→ Work to be completed:
Extract each line from the entries below that has the string "this" in it.

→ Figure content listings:
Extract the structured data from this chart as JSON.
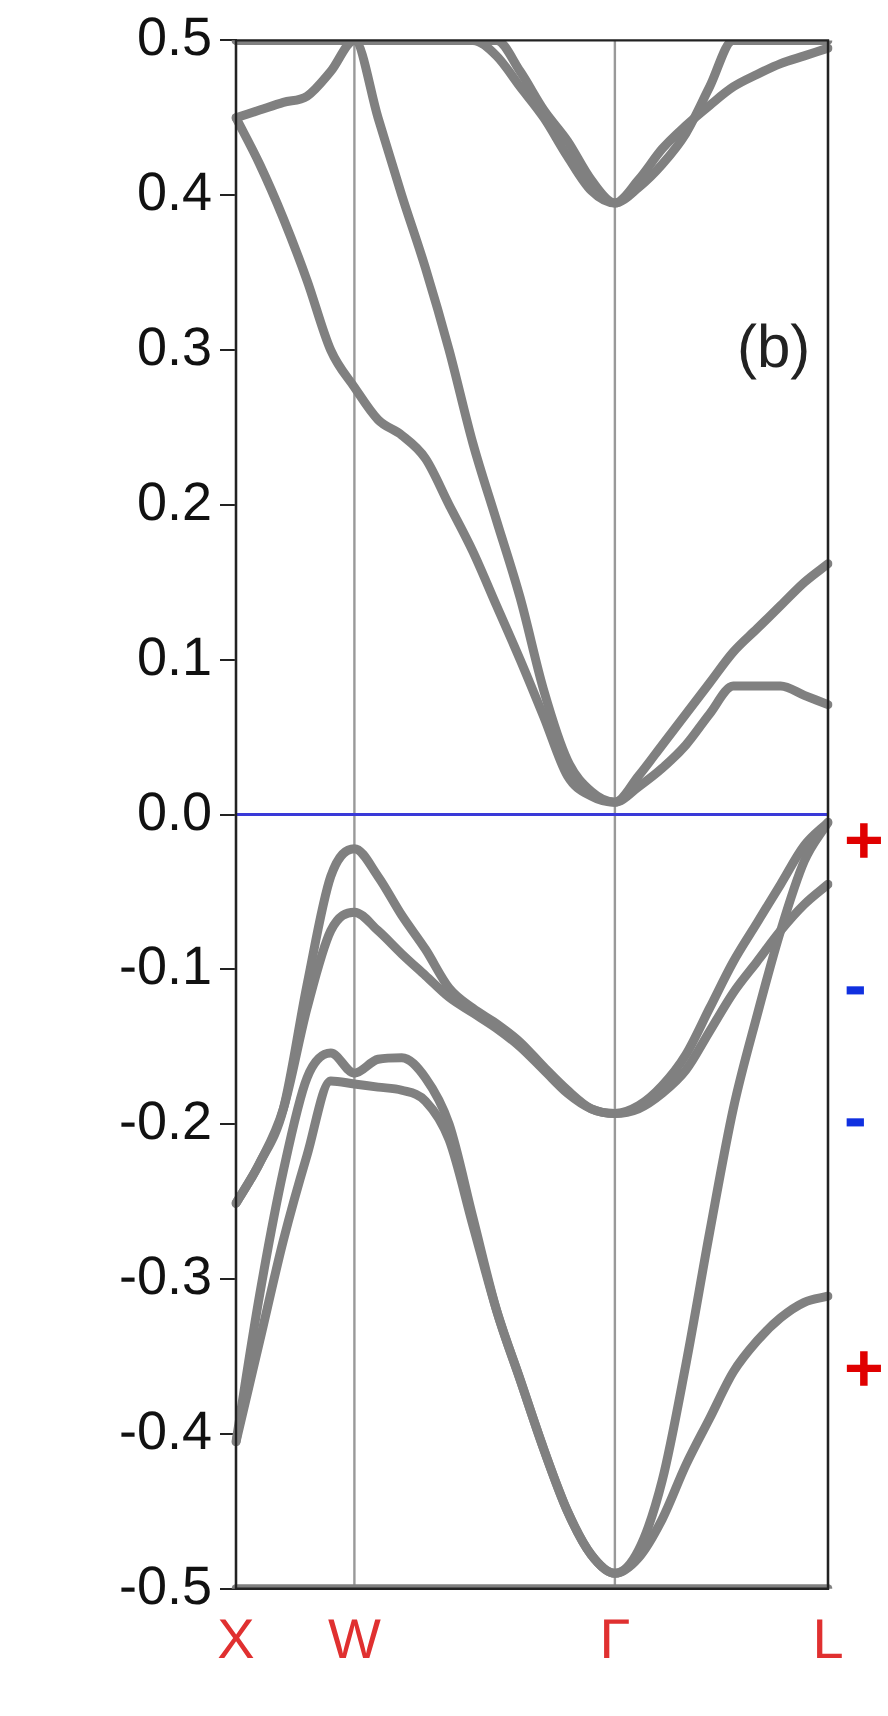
{
  "chart_data": {
    "type": "line",
    "categories": [
      "X",
      null,
      null,
      null,
      null,
      "W",
      null,
      null,
      null,
      null,
      null,
      null,
      null,
      null,
      null,
      null,
      "Γ",
      null,
      null,
      null,
      null,
      null,
      null,
      null,
      null,
      "L"
    ],
    "ylim": [
      -0.5,
      0.5
    ],
    "yticks": [
      -0.5,
      -0.4,
      -0.3,
      -0.2,
      -0.1,
      {
        "value": 0,
        "label": "0.0"
      },
      0.1,
      0.2,
      0.3,
      0.4,
      0.5
    ],
    "grid": "x",
    "line_style": "solid",
    "marker": "none",
    "series": [
      {
        "color": "#808080",
        "values": [
          0.5,
          0.5,
          0.5,
          0.5,
          0.5,
          0.5,
          0.5,
          0.5,
          0.5,
          0.5,
          0.5,
          0.49,
          0.47,
          0.45,
          0.425,
          0.403,
          0.395,
          0.405,
          0.42,
          0.44,
          0.47,
          0.5,
          0.5,
          0.5,
          0.5,
          0.5
        ]
      },
      {
        "color": "#808080",
        "values": [
          0.5,
          0.5,
          0.5,
          0.5,
          0.5,
          0.5,
          0.5,
          0.5,
          0.5,
          0.5,
          0.5,
          0.5,
          0.48,
          0.455,
          0.435,
          0.41,
          0.395,
          0.41,
          0.43,
          0.445,
          0.458,
          0.47,
          0.478,
          0.485,
          0.49,
          0.495
        ]
      },
      {
        "color": "#808080",
        "values": [
          0.45,
          0.455,
          0.46,
          0.464,
          0.48,
          0.5,
          0.45,
          0.4,
          0.353,
          0.3,
          0.24,
          0.19,
          0.14,
          0.08,
          0.035,
          0.015,
          0.008,
          0.025,
          0.045,
          0.065,
          0.085,
          0.105,
          0.12,
          0.135,
          0.15,
          0.162
        ]
      },
      {
        "color": "#808080",
        "values": [
          0.45,
          0.42,
          0.385,
          0.345,
          0.3,
          0.276,
          0.255,
          0.245,
          0.23,
          0.2,
          0.17,
          0.135,
          0.1,
          0.063,
          0.025,
          0.012,
          0.008,
          0.018,
          0.03,
          0.045,
          0.065,
          0.083,
          0.083,
          0.083,
          0.077,
          0.071
        ]
      },
      {
        "color": "#808080",
        "values": [
          -0.251,
          -0.225,
          -0.19,
          -0.11,
          -0.04,
          -0.022,
          -0.04,
          -0.065,
          -0.087,
          -0.112,
          -0.125,
          -0.135,
          -0.147,
          -0.163,
          -0.178,
          -0.19,
          -0.193,
          -0.188,
          -0.175,
          -0.155,
          -0.125,
          -0.095,
          -0.07,
          -0.045,
          -0.02,
          -0.005
        ]
      },
      {
        "color": "#808080",
        "values": [
          -0.251,
          -0.225,
          -0.19,
          -0.125,
          -0.075,
          -0.063,
          -0.075,
          -0.09,
          -0.104,
          -0.118,
          -0.128,
          -0.138,
          -0.15,
          -0.165,
          -0.18,
          -0.19,
          -0.193,
          -0.19,
          -0.18,
          -0.165,
          -0.14,
          -0.115,
          -0.095,
          -0.075,
          -0.058,
          -0.045
        ]
      },
      {
        "color": "#808080",
        "values": [
          -0.405,
          -0.31,
          -0.23,
          -0.17,
          -0.154,
          -0.167,
          -0.158,
          -0.157,
          -0.17,
          -0.2,
          -0.26,
          -0.32,
          -0.365,
          -0.41,
          -0.45,
          -0.478,
          -0.49,
          -0.475,
          -0.43,
          -0.355,
          -0.27,
          -0.19,
          -0.13,
          -0.075,
          -0.03,
          -0.005
        ]
      },
      {
        "color": "#808080",
        "values": [
          -0.405,
          -0.34,
          -0.275,
          -0.22,
          -0.172,
          -0.174,
          -0.176,
          -0.178,
          -0.185,
          -0.21,
          -0.265,
          -0.32,
          -0.365,
          -0.41,
          -0.45,
          -0.478,
          -0.49,
          -0.48,
          -0.455,
          -0.42,
          -0.39,
          -0.36,
          -0.34,
          -0.325,
          -0.315,
          -0.311
        ]
      },
      {
        "color": "#808080",
        "values": [
          -0.5,
          -0.5,
          -0.5,
          -0.5,
          -0.5,
          -0.5,
          -0.5,
          -0.5,
          -0.5,
          -0.5,
          -0.5,
          -0.5,
          -0.5,
          -0.5,
          -0.5,
          -0.5,
          -0.5,
          -0.5,
          -0.5,
          -0.5,
          -0.5,
          -0.5,
          -0.5,
          -0.5,
          -0.5,
          -0.5
        ]
      }
    ],
    "ref_lines": [
      {
        "axis": "y",
        "value": 0,
        "color": "#3a3ad8"
      }
    ],
    "annotations": [
      "(b)",
      "+",
      "-",
      "-",
      "+"
    ]
  }
}
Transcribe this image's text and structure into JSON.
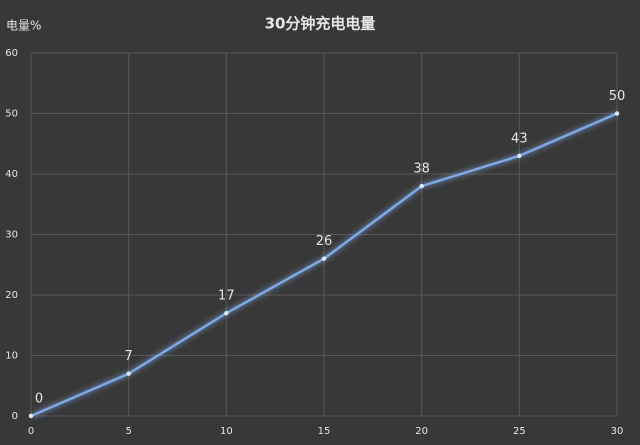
{
  "chart_data": {
    "type": "line",
    "title": "30分钟充电电量",
    "y_label": "电量%",
    "x": [
      0,
      5,
      10,
      15,
      20,
      25,
      30
    ],
    "series": [
      {
        "name": "电量",
        "color": "#7ea8e6",
        "values": [
          0,
          7,
          17,
          26,
          38,
          43,
          50
        ]
      }
    ],
    "xlim": [
      0,
      30
    ],
    "xticks": [
      0,
      5,
      10,
      15,
      20,
      25,
      30
    ],
    "ylim": [
      0,
      60
    ],
    "yticks": [
      0,
      10,
      20,
      30,
      40,
      50,
      60
    ],
    "grid": true
  }
}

→ Solution to the exercise:
Extract the structured data from this chart as JSON.
Transcribe this image's text and structure into JSON.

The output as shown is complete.